*Records contained in a dataset*
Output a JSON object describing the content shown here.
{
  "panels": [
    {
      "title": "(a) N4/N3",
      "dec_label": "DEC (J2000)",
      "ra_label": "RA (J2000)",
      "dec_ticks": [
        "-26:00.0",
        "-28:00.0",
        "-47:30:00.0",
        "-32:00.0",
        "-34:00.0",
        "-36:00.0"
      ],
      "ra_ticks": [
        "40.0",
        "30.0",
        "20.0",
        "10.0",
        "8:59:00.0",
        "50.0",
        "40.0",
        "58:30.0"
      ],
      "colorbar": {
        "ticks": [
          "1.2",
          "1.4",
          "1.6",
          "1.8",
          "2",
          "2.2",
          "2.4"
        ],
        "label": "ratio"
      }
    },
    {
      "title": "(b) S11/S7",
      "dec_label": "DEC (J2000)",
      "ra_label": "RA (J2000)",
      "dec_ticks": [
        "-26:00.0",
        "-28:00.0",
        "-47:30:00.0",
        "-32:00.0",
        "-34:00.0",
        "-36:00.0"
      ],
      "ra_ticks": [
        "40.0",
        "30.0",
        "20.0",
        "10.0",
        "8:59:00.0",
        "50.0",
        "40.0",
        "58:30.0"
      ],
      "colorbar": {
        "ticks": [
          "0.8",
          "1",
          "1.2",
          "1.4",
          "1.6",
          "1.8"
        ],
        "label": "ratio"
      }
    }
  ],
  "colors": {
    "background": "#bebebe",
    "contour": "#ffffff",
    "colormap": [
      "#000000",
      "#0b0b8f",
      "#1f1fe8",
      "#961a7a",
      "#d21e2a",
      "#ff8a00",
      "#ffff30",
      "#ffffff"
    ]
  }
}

*Your objective*
Output every line above without altering anything.

*Reply*
Output a JSON object describing the content shown here.
{
  "panels": [
    {
      "title": "(a) N4/N3",
      "dec_label": "DEC (J2000)",
      "ra_label": "RA (J2000)",
      "dec_ticks": [
        "-26:00.0",
        "-28:00.0",
        "-47:30:00.0",
        "-32:00.0",
        "-34:00.0",
        "-36:00.0"
      ],
      "ra_ticks": [
        "40.0",
        "30.0",
        "20.0",
        "10.0",
        "8:59:00.0",
        "50.0",
        "40.0",
        "58:30.0"
      ],
      "colorbar": {
        "ticks": [
          "1.2",
          "1.4",
          "1.6",
          "1.8",
          "2",
          "2.2",
          "2.4"
        ],
        "label": "ratio"
      }
    },
    {
      "title": "(b) S11/S7",
      "dec_label": "DEC (J2000)",
      "ra_label": "RA (J2000)",
      "dec_ticks": [
        "-26:00.0",
        "-28:00.0",
        "-47:30:00.0",
        "-32:00.0",
        "-34:00.0",
        "-36:00.0"
      ],
      "ra_ticks": [
        "40.0",
        "30.0",
        "20.0",
        "10.0",
        "8:59:00.0",
        "50.0",
        "40.0",
        "58:30.0"
      ],
      "colorbar": {
        "ticks": [
          "0.8",
          "1",
          "1.2",
          "1.4",
          "1.6",
          "1.8"
        ],
        "label": "ratio"
      }
    }
  ],
  "colors": {
    "background": "#bebebe",
    "contour": "#ffffff",
    "colormap": [
      "#000000",
      "#0b0b8f",
      "#1f1fe8",
      "#961a7a",
      "#d21e2a",
      "#ff8a00",
      "#ffff30",
      "#ffffff"
    ]
  }
}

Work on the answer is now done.